■ Figure dataset records:
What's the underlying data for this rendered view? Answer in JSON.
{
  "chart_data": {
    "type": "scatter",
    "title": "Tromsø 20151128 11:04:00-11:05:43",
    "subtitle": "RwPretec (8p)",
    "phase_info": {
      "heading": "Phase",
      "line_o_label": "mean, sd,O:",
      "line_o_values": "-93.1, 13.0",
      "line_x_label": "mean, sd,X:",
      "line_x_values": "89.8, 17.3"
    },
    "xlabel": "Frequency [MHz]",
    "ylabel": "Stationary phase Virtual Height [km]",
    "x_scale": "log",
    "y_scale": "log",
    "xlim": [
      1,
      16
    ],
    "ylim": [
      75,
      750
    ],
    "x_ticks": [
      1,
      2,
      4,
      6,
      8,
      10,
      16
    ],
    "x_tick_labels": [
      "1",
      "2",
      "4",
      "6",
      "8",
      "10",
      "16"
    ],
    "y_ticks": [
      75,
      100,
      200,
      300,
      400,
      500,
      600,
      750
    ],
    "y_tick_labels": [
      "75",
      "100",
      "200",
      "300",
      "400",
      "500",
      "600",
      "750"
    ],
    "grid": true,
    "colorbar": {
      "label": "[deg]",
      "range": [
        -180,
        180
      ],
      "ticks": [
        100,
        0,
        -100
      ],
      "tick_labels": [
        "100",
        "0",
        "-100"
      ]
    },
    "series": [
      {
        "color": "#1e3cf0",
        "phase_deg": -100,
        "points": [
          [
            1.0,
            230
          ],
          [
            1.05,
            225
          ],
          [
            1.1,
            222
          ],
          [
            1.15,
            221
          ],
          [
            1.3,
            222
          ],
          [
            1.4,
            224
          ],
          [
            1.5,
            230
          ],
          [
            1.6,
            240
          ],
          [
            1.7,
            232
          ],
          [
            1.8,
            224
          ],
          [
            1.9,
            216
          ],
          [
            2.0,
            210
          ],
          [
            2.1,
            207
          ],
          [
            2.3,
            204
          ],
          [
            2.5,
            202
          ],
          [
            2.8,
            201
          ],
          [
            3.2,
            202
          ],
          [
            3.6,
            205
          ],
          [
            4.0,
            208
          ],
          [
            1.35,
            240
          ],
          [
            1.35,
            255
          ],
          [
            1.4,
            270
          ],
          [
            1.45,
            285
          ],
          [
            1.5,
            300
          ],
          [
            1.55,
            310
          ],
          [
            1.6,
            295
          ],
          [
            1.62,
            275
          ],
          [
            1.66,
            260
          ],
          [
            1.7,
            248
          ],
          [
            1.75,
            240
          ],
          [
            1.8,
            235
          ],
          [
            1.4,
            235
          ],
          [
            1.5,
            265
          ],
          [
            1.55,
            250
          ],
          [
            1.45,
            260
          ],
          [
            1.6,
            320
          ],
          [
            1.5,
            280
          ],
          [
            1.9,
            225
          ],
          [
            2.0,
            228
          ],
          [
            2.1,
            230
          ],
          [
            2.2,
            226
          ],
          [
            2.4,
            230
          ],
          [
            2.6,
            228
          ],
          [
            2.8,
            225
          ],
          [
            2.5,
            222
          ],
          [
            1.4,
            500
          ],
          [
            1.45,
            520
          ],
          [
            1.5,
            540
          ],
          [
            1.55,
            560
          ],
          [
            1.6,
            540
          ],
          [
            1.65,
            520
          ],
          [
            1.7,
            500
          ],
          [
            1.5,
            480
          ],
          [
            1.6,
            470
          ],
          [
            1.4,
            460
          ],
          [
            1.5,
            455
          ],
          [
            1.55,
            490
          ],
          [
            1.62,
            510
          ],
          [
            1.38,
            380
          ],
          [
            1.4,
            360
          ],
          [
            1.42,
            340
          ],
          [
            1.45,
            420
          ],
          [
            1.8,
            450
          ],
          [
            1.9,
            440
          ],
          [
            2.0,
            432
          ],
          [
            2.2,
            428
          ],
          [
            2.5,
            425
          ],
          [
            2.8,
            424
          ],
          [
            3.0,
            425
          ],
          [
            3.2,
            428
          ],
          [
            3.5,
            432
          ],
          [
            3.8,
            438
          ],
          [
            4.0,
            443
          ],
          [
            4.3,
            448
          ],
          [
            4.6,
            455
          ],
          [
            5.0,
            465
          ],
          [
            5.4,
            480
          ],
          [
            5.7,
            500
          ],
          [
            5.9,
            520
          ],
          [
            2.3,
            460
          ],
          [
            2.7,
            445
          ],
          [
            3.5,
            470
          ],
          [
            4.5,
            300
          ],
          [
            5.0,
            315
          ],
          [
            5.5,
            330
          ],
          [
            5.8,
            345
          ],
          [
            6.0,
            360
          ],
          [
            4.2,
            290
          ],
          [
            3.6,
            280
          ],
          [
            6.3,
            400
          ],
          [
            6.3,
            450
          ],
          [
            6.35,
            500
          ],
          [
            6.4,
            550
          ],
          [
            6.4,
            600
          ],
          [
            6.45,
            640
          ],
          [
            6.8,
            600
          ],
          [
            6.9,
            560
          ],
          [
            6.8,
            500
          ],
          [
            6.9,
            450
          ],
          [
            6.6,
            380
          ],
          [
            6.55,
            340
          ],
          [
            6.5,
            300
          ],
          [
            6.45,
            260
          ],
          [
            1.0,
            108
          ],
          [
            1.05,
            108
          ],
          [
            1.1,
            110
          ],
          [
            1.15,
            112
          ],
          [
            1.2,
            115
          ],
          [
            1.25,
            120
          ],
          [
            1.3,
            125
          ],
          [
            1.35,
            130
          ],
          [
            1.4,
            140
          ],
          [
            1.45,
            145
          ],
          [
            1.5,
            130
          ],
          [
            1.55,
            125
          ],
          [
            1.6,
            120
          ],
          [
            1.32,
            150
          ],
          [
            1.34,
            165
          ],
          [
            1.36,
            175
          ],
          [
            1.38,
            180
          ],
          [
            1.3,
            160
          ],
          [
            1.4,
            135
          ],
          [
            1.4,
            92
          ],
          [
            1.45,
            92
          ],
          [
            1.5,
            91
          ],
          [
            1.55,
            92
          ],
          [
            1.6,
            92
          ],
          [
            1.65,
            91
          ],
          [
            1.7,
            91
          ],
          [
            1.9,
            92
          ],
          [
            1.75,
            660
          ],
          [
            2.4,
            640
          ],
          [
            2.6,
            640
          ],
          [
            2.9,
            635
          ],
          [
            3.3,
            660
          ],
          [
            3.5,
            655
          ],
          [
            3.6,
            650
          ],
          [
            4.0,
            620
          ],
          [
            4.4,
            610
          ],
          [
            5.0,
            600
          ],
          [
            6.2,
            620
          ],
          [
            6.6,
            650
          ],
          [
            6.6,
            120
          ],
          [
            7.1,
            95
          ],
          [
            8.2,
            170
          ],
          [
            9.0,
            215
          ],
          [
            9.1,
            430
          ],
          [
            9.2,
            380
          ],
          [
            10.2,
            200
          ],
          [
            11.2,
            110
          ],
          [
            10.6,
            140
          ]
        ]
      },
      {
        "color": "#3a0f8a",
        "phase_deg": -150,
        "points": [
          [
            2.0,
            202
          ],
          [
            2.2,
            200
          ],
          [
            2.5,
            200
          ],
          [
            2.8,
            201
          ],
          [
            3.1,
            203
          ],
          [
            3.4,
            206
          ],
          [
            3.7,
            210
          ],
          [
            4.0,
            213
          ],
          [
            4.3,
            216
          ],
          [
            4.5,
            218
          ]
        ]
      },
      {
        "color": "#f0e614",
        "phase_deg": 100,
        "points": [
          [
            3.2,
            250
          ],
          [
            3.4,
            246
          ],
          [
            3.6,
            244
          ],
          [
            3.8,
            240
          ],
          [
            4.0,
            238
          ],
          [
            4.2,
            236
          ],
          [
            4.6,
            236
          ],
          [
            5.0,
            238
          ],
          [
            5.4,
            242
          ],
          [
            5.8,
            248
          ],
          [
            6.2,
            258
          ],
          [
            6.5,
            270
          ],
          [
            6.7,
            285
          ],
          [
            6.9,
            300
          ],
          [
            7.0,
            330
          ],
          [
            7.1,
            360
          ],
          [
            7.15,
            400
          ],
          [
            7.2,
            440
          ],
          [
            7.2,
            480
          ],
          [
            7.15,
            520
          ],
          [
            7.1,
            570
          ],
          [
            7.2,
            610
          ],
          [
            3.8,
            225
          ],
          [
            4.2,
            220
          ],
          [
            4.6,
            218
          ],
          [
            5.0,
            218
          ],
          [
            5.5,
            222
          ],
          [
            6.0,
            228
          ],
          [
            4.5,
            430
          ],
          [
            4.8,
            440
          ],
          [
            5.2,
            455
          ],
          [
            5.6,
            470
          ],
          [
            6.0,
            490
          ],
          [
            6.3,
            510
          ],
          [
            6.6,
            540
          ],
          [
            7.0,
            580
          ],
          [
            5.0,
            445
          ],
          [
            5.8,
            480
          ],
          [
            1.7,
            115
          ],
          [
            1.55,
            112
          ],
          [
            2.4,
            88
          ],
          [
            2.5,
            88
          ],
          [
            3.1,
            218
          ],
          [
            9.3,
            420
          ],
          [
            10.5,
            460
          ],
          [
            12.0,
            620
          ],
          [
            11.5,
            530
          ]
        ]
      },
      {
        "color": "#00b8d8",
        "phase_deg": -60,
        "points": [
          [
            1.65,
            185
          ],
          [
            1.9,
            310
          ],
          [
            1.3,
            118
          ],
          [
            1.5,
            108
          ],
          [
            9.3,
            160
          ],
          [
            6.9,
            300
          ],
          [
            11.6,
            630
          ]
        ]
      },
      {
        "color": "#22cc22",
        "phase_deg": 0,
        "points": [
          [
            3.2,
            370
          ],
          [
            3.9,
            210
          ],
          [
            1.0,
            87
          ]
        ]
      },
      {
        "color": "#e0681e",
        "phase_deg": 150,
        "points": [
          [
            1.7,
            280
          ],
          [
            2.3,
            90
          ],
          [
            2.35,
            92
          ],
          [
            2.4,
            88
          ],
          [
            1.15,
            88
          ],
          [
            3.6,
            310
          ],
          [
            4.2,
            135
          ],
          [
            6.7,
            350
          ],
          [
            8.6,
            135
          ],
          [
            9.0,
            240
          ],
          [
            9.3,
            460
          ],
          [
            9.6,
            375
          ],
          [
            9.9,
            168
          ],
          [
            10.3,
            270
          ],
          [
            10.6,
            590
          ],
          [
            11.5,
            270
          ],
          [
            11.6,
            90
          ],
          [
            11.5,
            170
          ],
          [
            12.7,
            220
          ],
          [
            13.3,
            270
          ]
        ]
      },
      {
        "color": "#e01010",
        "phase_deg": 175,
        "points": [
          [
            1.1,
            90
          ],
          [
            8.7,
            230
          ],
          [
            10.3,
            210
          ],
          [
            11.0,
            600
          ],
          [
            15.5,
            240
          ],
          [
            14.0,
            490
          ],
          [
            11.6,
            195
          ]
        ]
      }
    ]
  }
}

■ Given instruction: Whenever "mean" turns up in a line, pick that line out.

■ Solution:
      "line_o_label": "mean, sd,O:",
      "line_x_label": "mean, sd,X:",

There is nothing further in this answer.